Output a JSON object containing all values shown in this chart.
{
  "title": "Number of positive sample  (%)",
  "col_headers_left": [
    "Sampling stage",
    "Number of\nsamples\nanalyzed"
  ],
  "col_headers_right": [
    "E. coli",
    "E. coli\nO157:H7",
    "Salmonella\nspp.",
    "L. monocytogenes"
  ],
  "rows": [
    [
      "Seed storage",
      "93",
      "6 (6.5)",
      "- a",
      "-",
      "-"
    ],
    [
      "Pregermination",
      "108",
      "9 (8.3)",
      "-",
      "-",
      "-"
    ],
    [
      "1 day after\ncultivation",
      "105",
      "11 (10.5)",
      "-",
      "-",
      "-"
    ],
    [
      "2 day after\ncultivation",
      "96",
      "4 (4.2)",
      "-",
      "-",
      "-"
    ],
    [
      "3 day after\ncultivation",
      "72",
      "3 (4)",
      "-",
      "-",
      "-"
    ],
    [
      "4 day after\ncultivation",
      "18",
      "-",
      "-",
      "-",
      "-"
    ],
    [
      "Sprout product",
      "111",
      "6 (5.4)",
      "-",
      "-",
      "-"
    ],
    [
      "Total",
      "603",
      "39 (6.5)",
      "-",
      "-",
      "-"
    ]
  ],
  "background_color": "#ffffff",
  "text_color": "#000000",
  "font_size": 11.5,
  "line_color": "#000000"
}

::::::::

- [WHAT YOU NEED TO DO] What is needed is every line of the records above that contains the word "after".

- [SOLUTION FOR THIS TASK]
      "1 day after\ncultivation",
      "2 day after\ncultivation",
      "3 day after\ncultivation",
      "4 day after\ncultivation",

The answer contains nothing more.